▶ **GIVEN REQUEST**:
Copy all of the material word for word, except for the pictures.

Saved entries:
----

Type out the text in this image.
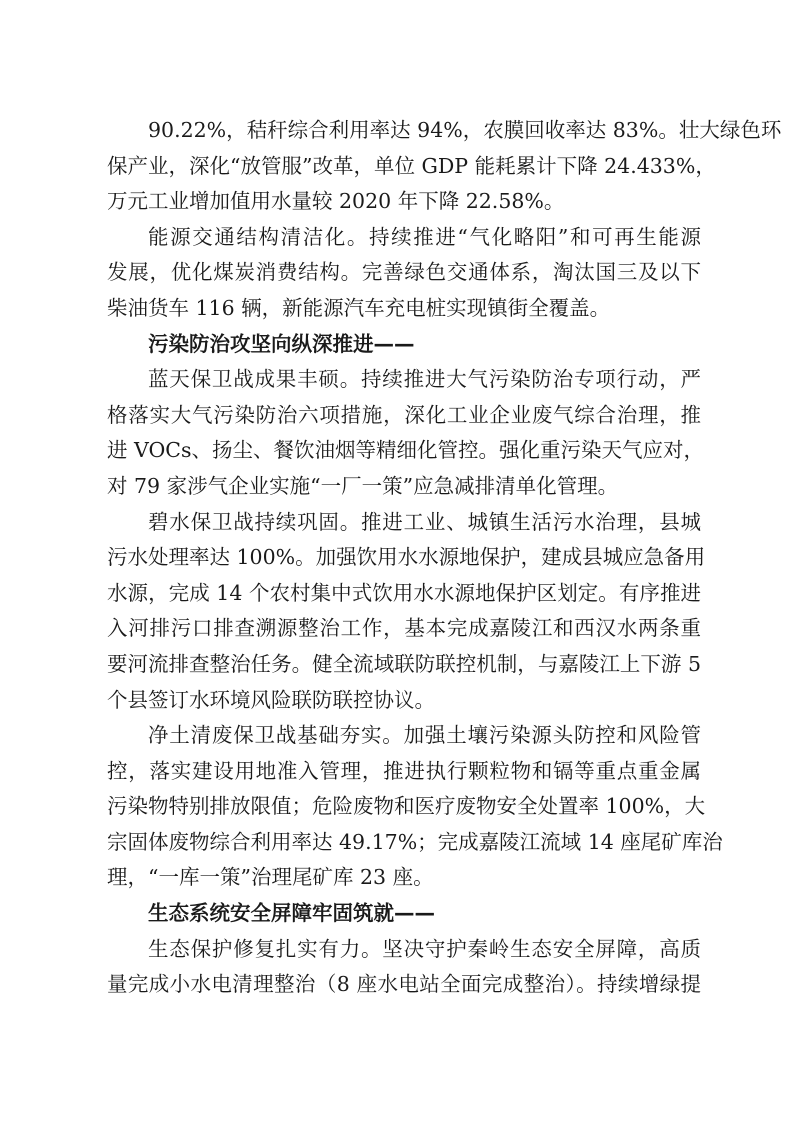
90.22%，秸秆综合利用率达 94%，农膜回收率达 83%。壮大绿色环
保产业，深化“放管服”改革，单位 GDP 能耗累计下降 24.433%，
万元工业增加值用水量较 2020 年下降 22.58%。
能源交通结构清洁化。持续推进“气化略阳”和可再生能源
发展，优化煤炭消费结构。完善绿色交通体系，淘汰国三及以下
柴油货车 116 辆，新能源汽车充电桩实现镇街全覆盖。
污染防治攻坚向纵深推进——
蓝天保卫战成果丰硕。持续推进大气污染防治专项行动，严
格落实大气污染防治六项措施，深化工业企业废气综合治理，推
进 VOCs、扬尘、餐饮油烟等精细化管控。强化重污染天气应对，
对 79 家涉气企业实施“一厂一策”应急减排清单化管理。
碧水保卫战持续巩固。推进工业、城镇生活污水治理，县城
污水处理率达 100%。加强饮用水水源地保护，建成县城应急备用
水源，完成 14 个农村集中式饮用水水源地保护区划定。有序推进
入河排污口排查溯源整治工作，基本完成嘉陵江和西汉水两条重
要河流排查整治任务。健全流域联防联控机制，与嘉陵江上下游 5
个县签订水环境风险联防联控协议。
净土清废保卫战基础夯实。加强土壤污染源头防控和风险管
控，落实建设用地准入管理，推进执行颗粒物和镉等重点重金属
污染物特别排放限值；危险废物和医疗废物安全处置率 100%，大
宗固体废物综合利用率达 49.17%；完成嘉陵江流域 14 座尾矿库治
理，“一库一策”治理尾矿库 23 座。
生态系统安全屏障牢固筑就——
生态保护修复扎实有力。坚决守护秦岭生态安全屏障，高质
量完成小水电清理整治（8 座水电站全面完成整治）。持续增绿提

----

▶ **RESPONSE TO THE EXERCISE**:
Type out the text in this image.
90.22%，秸秆综合利用率达 94%，农膜回收率达 83%。壮大绿色环
保产业，深化“放管服”改革，单位 GDP 能耗累计下降 24.433%，
万元工业增加值用水量较 2020 年下降 22.58%。
能源交通结构清洁化。持续推进“气化略阳”和可再生能源
发展，优化煤炭消费结构。完善绿色交通体系，淘汰国三及以下
柴油货车 116 辆，新能源汽车充电桩实现镇街全覆盖。
污染防治攻坚向纵深推进——
蓝天保卫战成果丰硕。持续推进大气污染防治专项行动，严
格落实大气污染防治六项措施，深化工业企业废气综合治理，推
进 VOCs、扬尘、餐饮油烟等精细化管控。强化重污染天气应对，
对 79 家涉气企业实施“一厂一策”应急减排清单化管理。
碧水保卫战持续巩固。推进工业、城镇生活污水治理，县城
污水处理率达 100%。加强饮用水水源地保护，建成县城应急备用
水源，完成 14 个农村集中式饮用水水源地保护区划定。有序推进
入河排污口排查溯源整治工作，基本完成嘉陵江和西汉水两条重
要河流排查整治任务。健全流域联防联控机制，与嘉陵江上下游 5
个县签订水环境风险联防联控协议。
净土清废保卫战基础夯实。加强土壤污染源头防控和风险管
控，落实建设用地准入管理，推进执行颗粒物和镉等重点重金属
污染物特别排放限值；危险废物和医疗废物安全处置率 100%，大
宗固体废物综合利用率达 49.17%；完成嘉陵江流域 14 座尾矿库治
理，“一库一策”治理尾矿库 23 座。
生态系统安全屏障牢固筑就——
生态保护修复扎实有力。坚决守护秦岭生态安全屏障，高质
量完成小水电清理整治（8 座水电站全面完成整治）。持续增绿提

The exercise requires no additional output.